(Saved entries)
┄┄┄┄┄┄
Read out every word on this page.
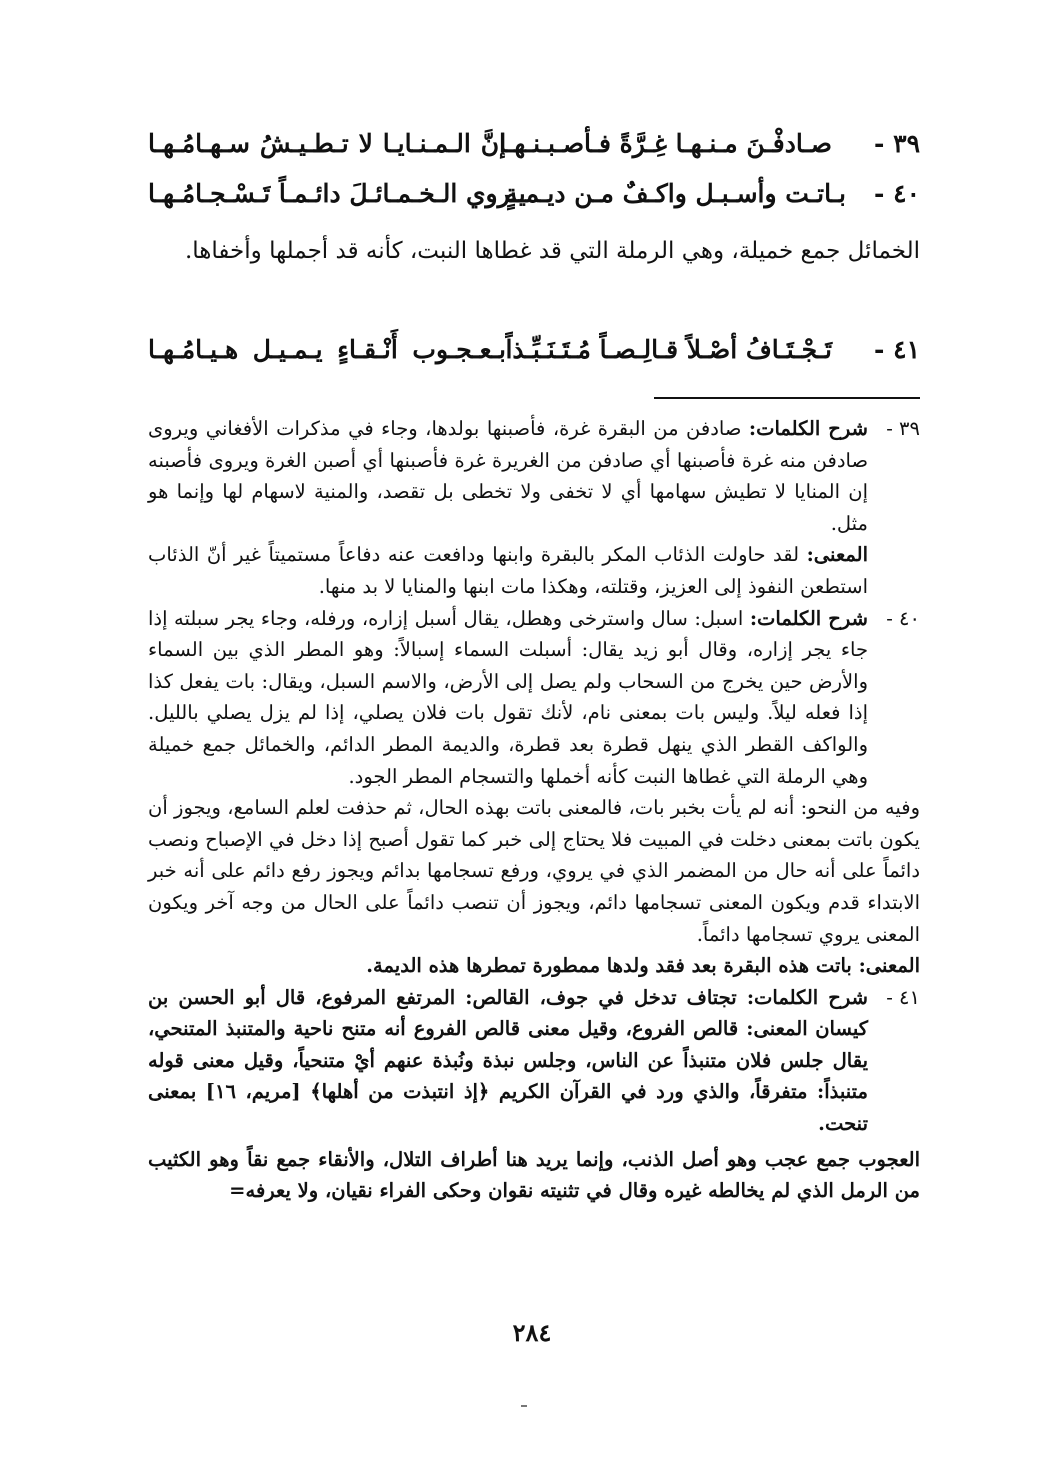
٣٩ -
صـادفْـنَ مـنـهـا غِـرَّةً فـأصـبـنـهـا
إنَّ الـمـنـايـا لا تـطـيـشُ سـهـامُـهـا
٤٠ -
بـاتـت وأسـبـل واكـفٌ مـن ديـمـةٍ
يـروي الـخـمـائـلَ دائـمـاً تَـسْـجـامُـهـا
الخمائل جمع خميلة، وهي الرملة التي قد غطاها النبت، كأنه قد أجملها وأخفاها.
٤١ -
تَـجْـتَـافُ أصْـلاً قـالِـصـاً مُـتَـنَـبِّـذاً
بـعـجـوب أَنْـقـاءٍ يـمـيـل هـيـامُـهـا
٣٩ -

شرح الكلمات: صادفن من البقرة غرة، فأصبنها بولدها، وجاء في مذكرات الأفغاني ويروى صادفن منه غرة فأصبنها أي صادفن من الغريرة غرة فأصبنها أي أصبن الغرة ويروى فأصبنه إن المنايا لا تطيش سهامها أي لا تخفى ولا تخطى بل تقصد، والمنية لاسهام لها وإنما هو مثل.

المعنى: لقد حاولت الذئاب المكر بالبقرة وابنها ودافعت عنه دفاعاً مستميتاً غير أنّ الذئاب استطعن النفوذ إلى العزيز، وقتلته، وهكذا مات ابنها والمنايا لا بد منها.

٤٠ -

شرح الكلمات: اسبل: سال واسترخى وهطل، يقال أسبل إزاره، ورفله، وجاء يجر سبلته إذا جاء يجر إزاره، وقال أبو زيد يقال: أسبلت السماء إسبالاً: وهو المطر الذي بين السماء والأرض حين يخرج من السحاب ولم يصل إلى الأرض، والاسم السبل، ويقال: بات يفعل كذا إذا فعله ليلاً. وليس بات بمعنى نام، لأنك تقول بات فلان يصلي، إذا لم يزل يصلي بالليل. والواكف القطر الذي ينهل قطرة بعد قطرة، والديمة المطر الدائم، والخمائل جمع خميلة وهي الرملة التي غطاها النبت كأنه أخملها والتسجام المطر الجود.

وفيه من النحو: أنه لم يأت بخبر بات، فالمعنى باتت بهذه الحال، ثم حذفت لعلم السامع، ويجوز أن يكون باتت بمعنى دخلت في المبيت فلا يحتاج إلى خبر كما تقول أصبح إذا دخل في الإصباح ونصب دائماً على أنه حال من المضمر الذي في يروي، ورفع تسجامها بدائم ويجوز رفع دائم على أنه خبر الابتداء قدم ويكون المعنى تسجامها دائم، ويجوز أن تنصب دائماً على الحال من وجه آخر ويكون المعنى يروي تسجامها دائماً.

المعنى: باتت هذه البقرة بعد فقد ولدها ممطورة تمطرها هذه الديمة.

٤١ -

شرح الكلمات: تجتاف تدخل في جوف، القالص: المرتفع المرفوع، قال أبو الحسن بن كيسان المعنى: قالص الفروع، وقيل معنى قالص الفروع أنه متنح ناحية والمتنبذ المتنحي، يقال جلس فلان متنبذاً عن الناس، وجلس نبذة ونُبذة عنهم أيْ متنحياً، وقيل معنى قوله متنبذاً: متفرقاً، والذي ورد في القرآن الكريم ﴿إذ انتبذت من أهلها﴾ [مريم، ١٦] بمعنى تنحت.

العجوب جمع عجب وهو أصل الذنب، وإنما يريد هنا أطراف التلال، والأنقاء جمع نقاً وهو الكثيب من الرمل الذي لم يخالطه غيره وقال في تثنيته نقوان وحكى الفراء نقيان، ولا يعرفه=

٢٨٤
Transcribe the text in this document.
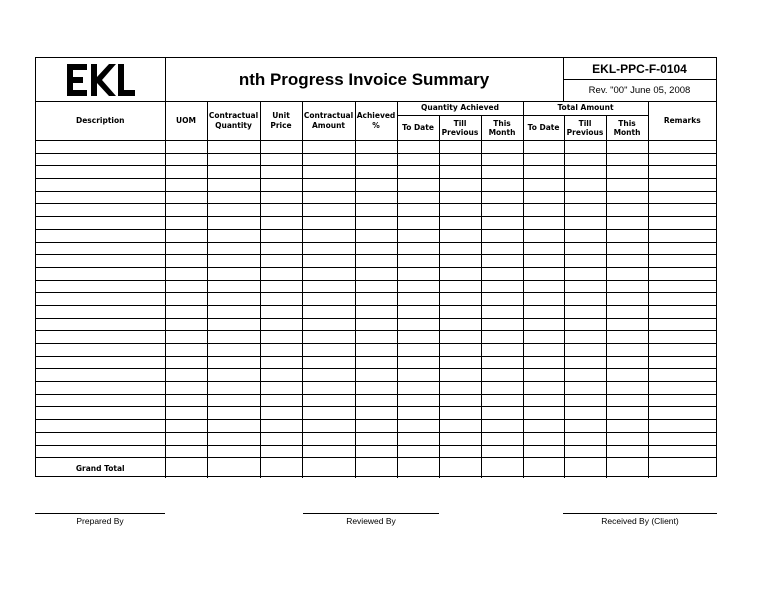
nth Progress Invoice Summary
EKL-PPC-F-0104
Rev. "00" June 05, 2008
Description	UOM	Contractual Quantity	Unit Price	Contractual Amount	Achieved %	Quantity Achieved			Total Amount			Remarks
						To Date	Till Previous	This Month	To Date	Till Previous	This Month	

Grand Total												
Prepared By	Reviewed By	Received By (Client)
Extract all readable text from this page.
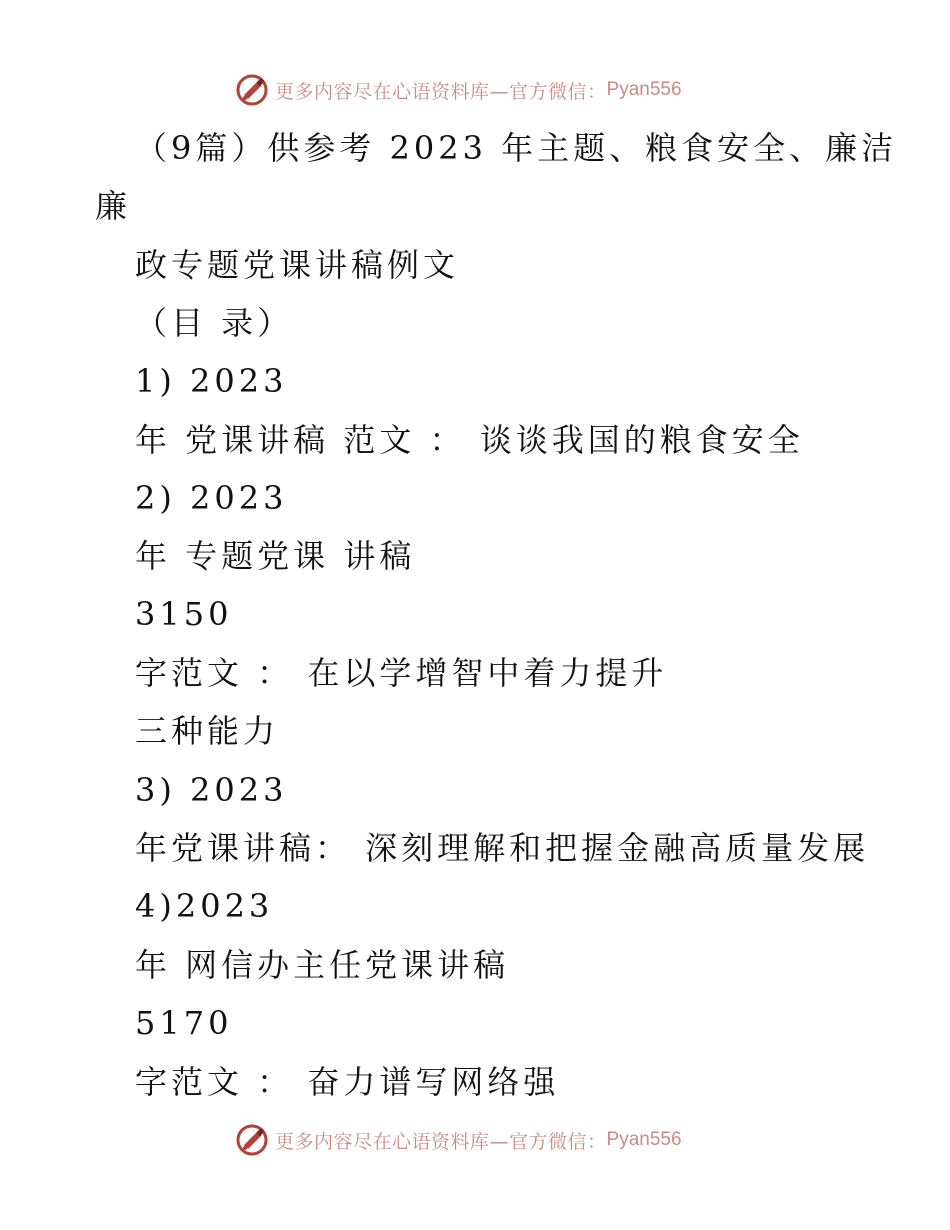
更多内容尽在心语资料库—官方微信： Pyan556
（9篇）供参考 2023 年主题、粮食安全、廉洁
廉
政专题党课讲稿例文
（目 录）
1) 2023
年 党课讲稿 范文 ： 谈谈我国的粮食安全
2) 2023
年 专题党课 讲稿
3150
字范文 ： 在以学增智中着力提升
三种能力
3) 2023
年党课讲稿： 深刻理解和把握金融高质量发展
4)2023
年 网信办主任党课讲稿
5170
字范文 ： 奋力谱写网络强
更多内容尽在心语资料库—官方微信： Pyan556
┄┄┄┄┄┄
Exercise:
Transcribe every record above exactly, leaving out the pictures.

Correct answer:
Read out every word on this page.
٣٩ -
صـادفْـنَ مـنـهـا غِـرَّةً فـأصـبـنـهـا
إنَّ الـمـنـايـا لا تـطـيـشُ سـهـامُـهـا
٤٠ -
بـاتـت وأسـبـل واكـفٌ مـن ديـمـةٍ
يـروي الـخـمـائـلَ دائـمـاً تَـسْـجـامُـهـا
الخمائل جمع خميلة، وهي الرملة التي قد غطاها النبت، كأنه قد أجملها وأخفاها.
٤١ -
تَـجْـتَـافُ أصْـلاً قـالِـصـاً مُـتَـنَـبِّـذاً
بـعـجـوب أَنْـقـاءٍ يـمـيـل هـيـامُـهـا
٣٩ -

شرح الكلمات: صادفن من البقرة غرة، فأصبنها بولدها، وجاء في مذكرات الأفغاني ويروى صادفن منه غرة فأصبنها أي صادفن من الغريرة غرة فأصبنها أي أصبن الغرة ويروى فأصبنه إن المنايا لا تطيش سهامها أي لا تخفى ولا تخطى بل تقصد، والمنية لاسهام لها وإنما هو مثل.

المعنى: لقد حاولت الذئاب المكر بالبقرة وابنها ودافعت عنه دفاعاً مستميتاً غير أنّ الذئاب استطعن النفوذ إلى العزيز، وقتلته، وهكذا مات ابنها والمنايا لا بد منها.

٤٠ -

شرح الكلمات: اسبل: سال واسترخى وهطل، يقال أسبل إزاره، ورفله، وجاء يجر سبلته إذا جاء يجر إزاره، وقال أبو زيد يقال: أسبلت السماء إسبالاً: وهو المطر الذي بين السماء والأرض حين يخرج من السحاب ولم يصل إلى الأرض، والاسم السبل، ويقال: بات يفعل كذا إذا فعله ليلاً. وليس بات بمعنى نام، لأنك تقول بات فلان يصلي، إذا لم يزل يصلي بالليل. والواكف القطر الذي ينهل قطرة بعد قطرة، والديمة المطر الدائم، والخمائل جمع خميلة وهي الرملة التي غطاها النبت كأنه أخملها والتسجام المطر الجود.

وفيه من النحو: أنه لم يأت بخبر بات، فالمعنى باتت بهذه الحال، ثم حذفت لعلم السامع، ويجوز أن يكون باتت بمعنى دخلت في المبيت فلا يحتاج إلى خبر كما تقول أصبح إذا دخل في الإصباح ونصب دائماً على أنه حال من المضمر الذي في يروي، ورفع تسجامها بدائم ويجوز رفع دائم على أنه خبر الابتداء قدم ويكون المعنى تسجامها دائم، ويجوز أن تنصب دائماً على الحال من وجه آخر ويكون المعنى يروي تسجامها دائماً.

المعنى: باتت هذه البقرة بعد فقد ولدها ممطورة تمطرها هذه الديمة.

٤١ -

شرح الكلمات: تجتاف تدخل في جوف، القالص: المرتفع المرفوع، قال أبو الحسن بن كيسان المعنى: قالص الفروع، وقيل معنى قالص الفروع أنه متنح ناحية والمتنبذ المتنحي، يقال جلس فلان متنبذاً عن الناس، وجلس نبذة ونُبذة عنهم أيْ متنحياً، وقيل معنى قوله متنبذاً: متفرقاً، والذي ورد في القرآن الكريم ﴿إذ انتبذت من أهلها﴾ [مريم، ١٦] بمعنى تنحت.

العجوب جمع عجب وهو أصل الذنب، وإنما يريد هنا أطراف التلال، والأنقاء جمع نقاً وهو الكثيب من الرمل الذي لم يخالطه غيره وقال في تثنيته نقوان وحكى الفراء نقيان، ولا يعرفه=

٢٨٤
Transcribe the text in this document.
nth Progress Invoice Summary
EKL-PPC-F-0104
Rev. "00" June 05, 2008
Description	UOM	Contractual Quantity	Unit Price	Contractual Amount	Achieved %	Quantity Achieved			Total Amount			Remarks
						To Date	Till Previous	This Month	To Date	Till Previous	This Month	

Grand Total												
Prepared By	Reviewed By	Received By (Client)
Extract all readable text from this page.
更多内容尽在心语资料库—官方微信： Pyan556
（9篇）供参考 2023 年主题、粮食安全、廉洁
廉
政专题党课讲稿例文
（目 录）
1) 2023
年 党课讲稿 范文 ： 谈谈我国的粮食安全
2) 2023
年 专题党课 讲稿
3150
字范文 ： 在以学增智中着力提升
三种能力
3) 2023
年党课讲稿： 深刻理解和把握金融高质量发展
4)2023
年 网信办主任党课讲稿
5170
字范文 ： 奋力谱写网络强
更多内容尽在心语资料库—官方微信： Pyan556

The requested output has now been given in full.